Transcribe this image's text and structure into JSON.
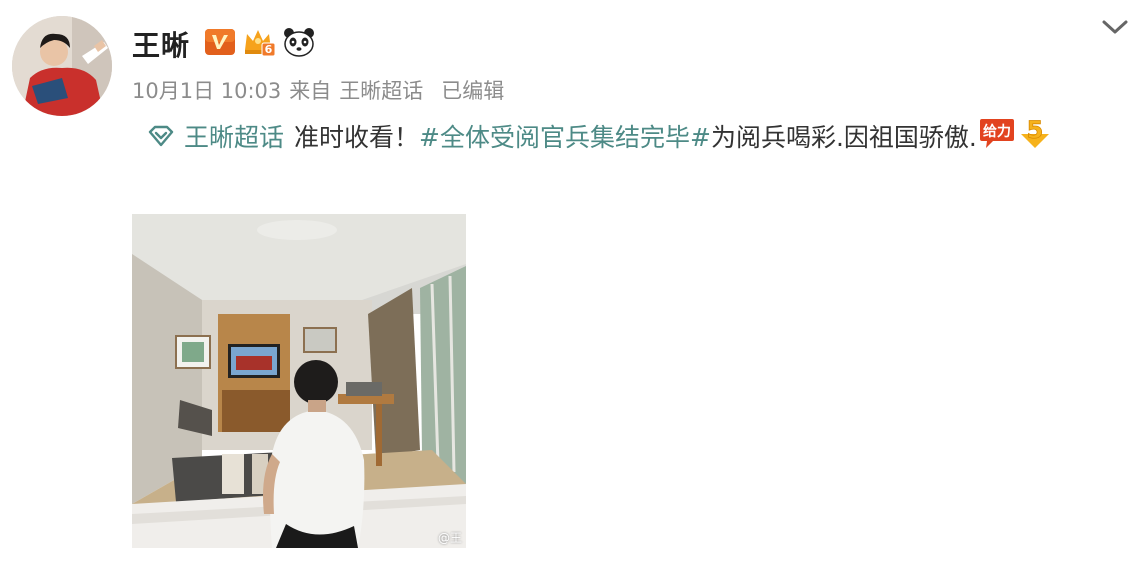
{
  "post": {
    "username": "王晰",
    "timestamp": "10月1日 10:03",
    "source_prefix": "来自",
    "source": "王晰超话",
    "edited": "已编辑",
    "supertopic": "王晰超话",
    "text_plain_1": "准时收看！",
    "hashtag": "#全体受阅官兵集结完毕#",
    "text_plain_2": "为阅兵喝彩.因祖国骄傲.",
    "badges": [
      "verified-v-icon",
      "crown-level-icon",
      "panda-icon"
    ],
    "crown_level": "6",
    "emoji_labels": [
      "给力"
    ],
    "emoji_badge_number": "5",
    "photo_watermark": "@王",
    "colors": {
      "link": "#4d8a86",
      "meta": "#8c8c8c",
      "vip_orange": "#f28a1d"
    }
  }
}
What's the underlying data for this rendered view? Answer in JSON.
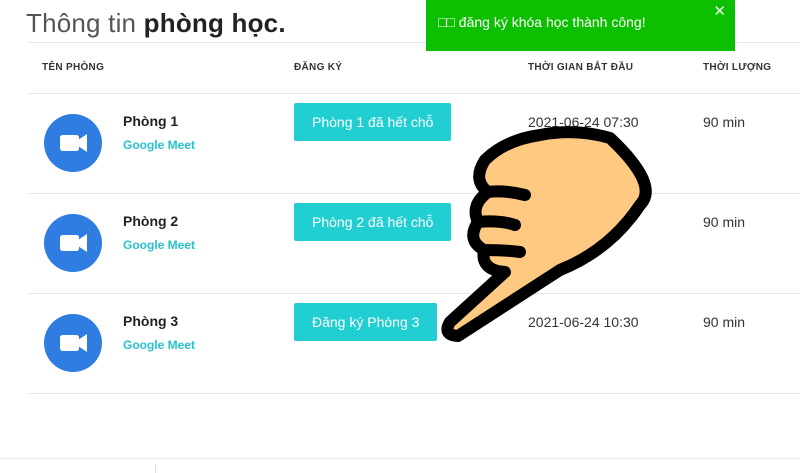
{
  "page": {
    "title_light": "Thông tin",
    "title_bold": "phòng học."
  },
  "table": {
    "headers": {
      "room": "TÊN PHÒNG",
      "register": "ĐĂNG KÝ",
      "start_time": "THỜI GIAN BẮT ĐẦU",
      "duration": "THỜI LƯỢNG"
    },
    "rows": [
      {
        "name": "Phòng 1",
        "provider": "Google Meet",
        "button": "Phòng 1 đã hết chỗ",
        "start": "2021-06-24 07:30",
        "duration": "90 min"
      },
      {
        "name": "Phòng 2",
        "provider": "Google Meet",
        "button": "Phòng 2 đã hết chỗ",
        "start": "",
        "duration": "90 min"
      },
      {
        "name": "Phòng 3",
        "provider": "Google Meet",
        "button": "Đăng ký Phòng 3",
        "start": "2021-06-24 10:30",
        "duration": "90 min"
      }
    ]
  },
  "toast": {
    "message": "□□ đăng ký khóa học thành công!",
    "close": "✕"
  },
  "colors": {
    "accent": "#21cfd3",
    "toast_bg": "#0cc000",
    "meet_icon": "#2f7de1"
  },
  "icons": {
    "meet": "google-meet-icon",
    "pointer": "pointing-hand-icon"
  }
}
_ _ _
DO THIS
The material above must be printed exactly, with its pictures left out.

TASK ANSWER
Transcribe this image's text and structure into JSON.
{
  "post": {
    "username": "王晰",
    "timestamp": "10月1日 10:03",
    "source_prefix": "来自",
    "source": "王晰超话",
    "edited": "已编辑",
    "supertopic": "王晰超话",
    "text_plain_1": "准时收看！",
    "hashtag": "#全体受阅官兵集结完毕#",
    "text_plain_2": "为阅兵喝彩.因祖国骄傲.",
    "badges": [
      "verified-v-icon",
      "crown-level-icon",
      "panda-icon"
    ],
    "crown_level": "6",
    "emoji_labels": [
      "给力"
    ],
    "emoji_badge_number": "5",
    "photo_watermark": "@王",
    "colors": {
      "link": "#4d8a86",
      "meta": "#8c8c8c",
      "vip_orange": "#f28a1d"
    }
  }
}
What's the underlying data for this rendered view? Answer in JSON.
{
  "page": {
    "title_light": "Thông tin",
    "title_bold": "phòng học."
  },
  "table": {
    "headers": {
      "room": "TÊN PHÒNG",
      "register": "ĐĂNG KÝ",
      "start_time": "THỜI GIAN BẮT ĐẦU",
      "duration": "THỜI LƯỢNG"
    },
    "rows": [
      {
        "name": "Phòng 1",
        "provider": "Google Meet",
        "button": "Phòng 1 đã hết chỗ",
        "start": "2021-06-24 07:30",
        "duration": "90 min"
      },
      {
        "name": "Phòng 2",
        "provider": "Google Meet",
        "button": "Phòng 2 đã hết chỗ",
        "start": "",
        "duration": "90 min"
      },
      {
        "name": "Phòng 3",
        "provider": "Google Meet",
        "button": "Đăng ký Phòng 3",
        "start": "2021-06-24 10:30",
        "duration": "90 min"
      }
    ]
  },
  "toast": {
    "message": "□□ đăng ký khóa học thành công!",
    "close": "✕"
  },
  "colors": {
    "accent": "#21cfd3",
    "toast_bg": "#0cc000",
    "meet_icon": "#2f7de1"
  },
  "icons": {
    "meet": "google-meet-icon",
    "pointer": "pointing-hand-icon"
  }
}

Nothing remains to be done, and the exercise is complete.